> **REQUIREMENT**
Restate the data exactly as given and keep the pictures out.

> **RECORD EXCERPTS**

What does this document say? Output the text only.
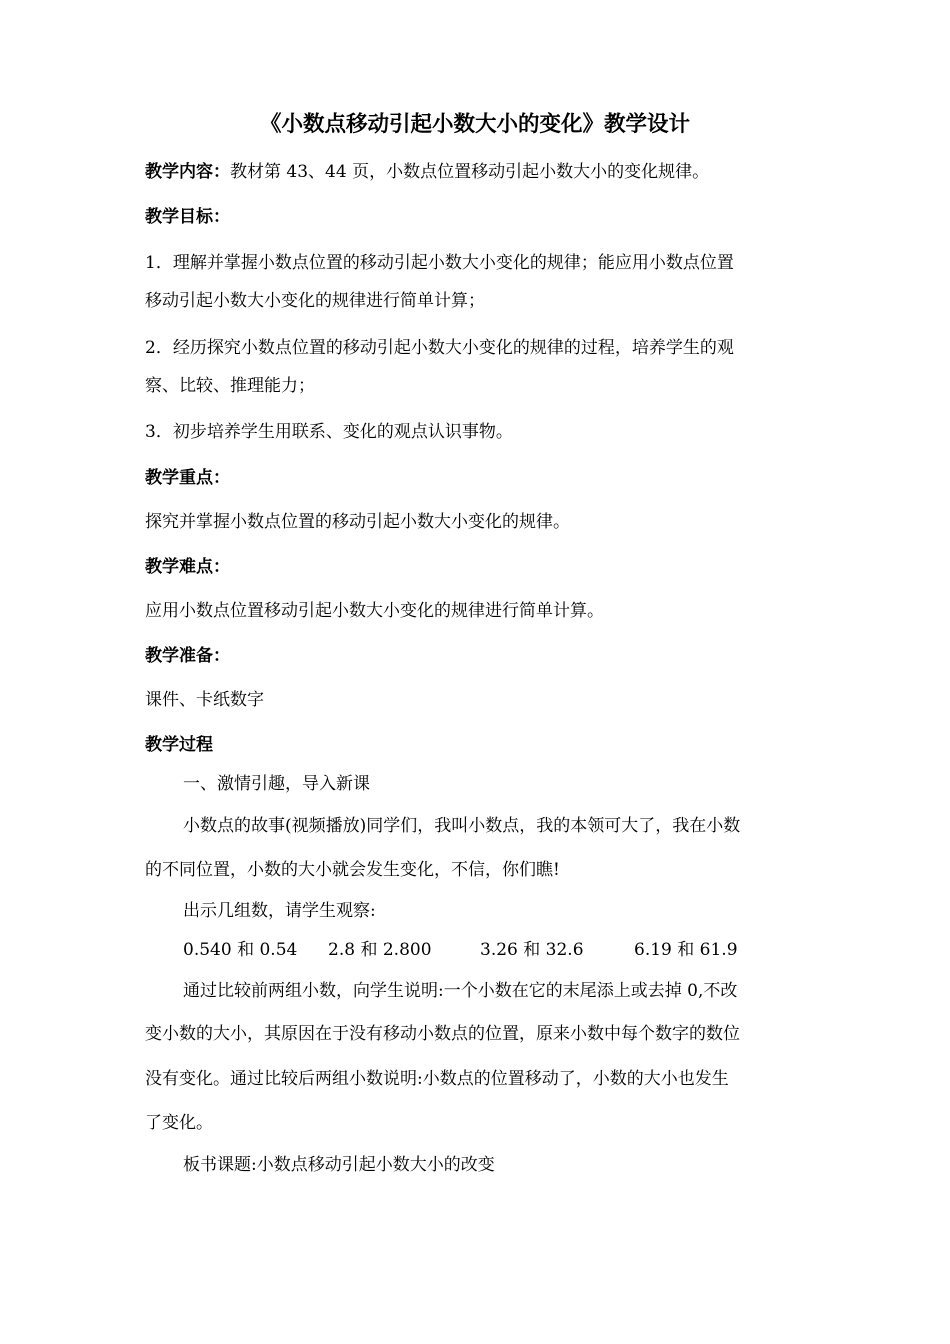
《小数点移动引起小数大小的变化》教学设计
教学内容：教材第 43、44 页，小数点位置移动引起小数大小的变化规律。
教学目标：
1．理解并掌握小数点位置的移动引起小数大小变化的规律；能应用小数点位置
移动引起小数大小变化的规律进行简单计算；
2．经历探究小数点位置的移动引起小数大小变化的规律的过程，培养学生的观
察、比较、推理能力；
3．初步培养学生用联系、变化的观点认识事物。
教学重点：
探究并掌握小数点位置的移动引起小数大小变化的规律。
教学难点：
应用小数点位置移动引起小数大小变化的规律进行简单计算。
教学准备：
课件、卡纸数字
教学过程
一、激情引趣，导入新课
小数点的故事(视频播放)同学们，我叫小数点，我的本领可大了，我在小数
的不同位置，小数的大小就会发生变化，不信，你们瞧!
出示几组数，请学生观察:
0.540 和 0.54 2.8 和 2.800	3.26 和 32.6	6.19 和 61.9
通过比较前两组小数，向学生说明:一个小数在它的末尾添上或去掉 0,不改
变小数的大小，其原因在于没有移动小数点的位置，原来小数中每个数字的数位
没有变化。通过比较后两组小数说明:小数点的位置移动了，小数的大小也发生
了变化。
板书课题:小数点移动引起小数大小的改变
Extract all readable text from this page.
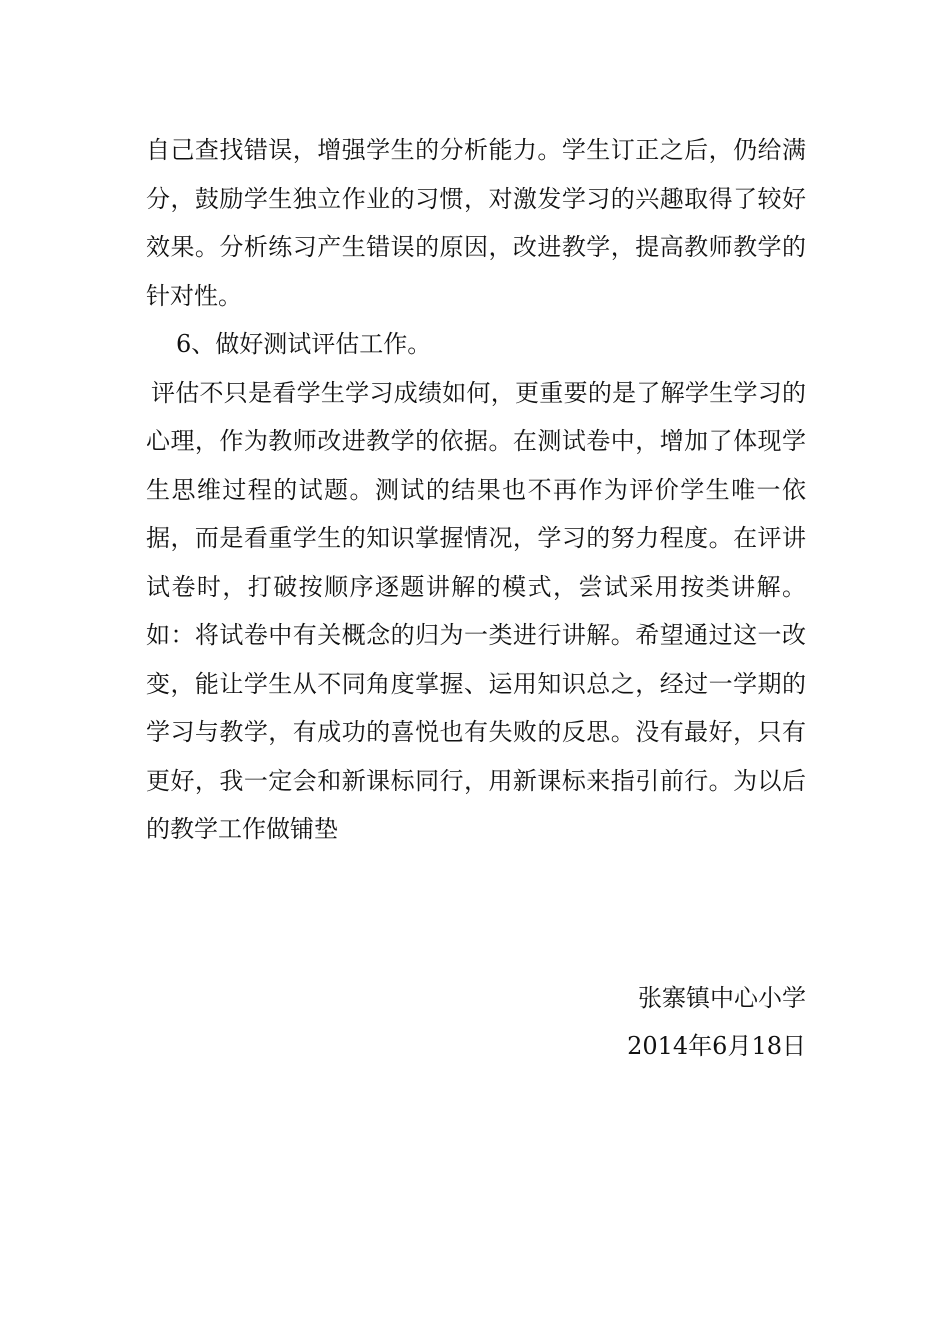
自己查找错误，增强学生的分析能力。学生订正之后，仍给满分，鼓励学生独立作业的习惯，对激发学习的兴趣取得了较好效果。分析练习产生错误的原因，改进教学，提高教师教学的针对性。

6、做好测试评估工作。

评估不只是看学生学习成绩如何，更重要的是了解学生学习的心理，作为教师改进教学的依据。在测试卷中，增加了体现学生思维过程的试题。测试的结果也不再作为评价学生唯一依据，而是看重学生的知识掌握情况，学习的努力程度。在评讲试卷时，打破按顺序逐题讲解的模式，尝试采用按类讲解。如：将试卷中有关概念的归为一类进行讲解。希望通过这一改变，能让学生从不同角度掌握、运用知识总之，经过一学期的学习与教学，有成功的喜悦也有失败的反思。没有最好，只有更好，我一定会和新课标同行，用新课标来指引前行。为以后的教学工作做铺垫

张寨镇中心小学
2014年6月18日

> **WRITTEN SOLUTION**
What does this document say? Output the text only.
《小数点移动引起小数大小的变化》教学设计
教学内容：教材第 43、44 页，小数点位置移动引起小数大小的变化规律。
教学目标：
1．理解并掌握小数点位置的移动引起小数大小变化的规律；能应用小数点位置
移动引起小数大小变化的规律进行简单计算；
2．经历探究小数点位置的移动引起小数大小变化的规律的过程，培养学生的观
察、比较、推理能力；
3．初步培养学生用联系、变化的观点认识事物。
教学重点：
探究并掌握小数点位置的移动引起小数大小变化的规律。
教学难点：
应用小数点位置移动引起小数大小变化的规律进行简单计算。
教学准备：
课件、卡纸数字
教学过程
一、激情引趣，导入新课
小数点的故事(视频播放)同学们，我叫小数点，我的本领可大了，我在小数
的不同位置，小数的大小就会发生变化，不信，你们瞧!
出示几组数，请学生观察:
0.540 和 0.54 2.8 和 2.800	3.26 和 32.6	6.19 和 61.9
通过比较前两组小数，向学生说明:一个小数在它的末尾添上或去掉 0,不改
变小数的大小，其原因在于没有移动小数点的位置，原来小数中每个数字的数位
没有变化。通过比较后两组小数说明:小数点的位置移动了，小数的大小也发生
了变化。
板书课题:小数点移动引起小数大小的改变
Extract all readable text from this page.
自己查找错误，增强学生的分析能力。学生订正之后，仍给满分，鼓励学生独立作业的习惯，对激发学习的兴趣取得了较好效果。分析练习产生错误的原因，改进教学，提高教师教学的针对性。

6、做好测试评估工作。

评估不只是看学生学习成绩如何，更重要的是了解学生学习的心理，作为教师改进教学的依据。在测试卷中，增加了体现学生思维过程的试题。测试的结果也不再作为评价学生唯一依据，而是看重学生的知识掌握情况，学习的努力程度。在评讲试卷时，打破按顺序逐题讲解的模式，尝试采用按类讲解。如：将试卷中有关概念的归为一类进行讲解。希望通过这一改变，能让学生从不同角度掌握、运用知识总之，经过一学期的学习与教学，有成功的喜悦也有失败的反思。没有最好，只有更好，我一定会和新课标同行，用新课标来指引前行。为以后的教学工作做铺垫

张寨镇中心小学
2014年6月18日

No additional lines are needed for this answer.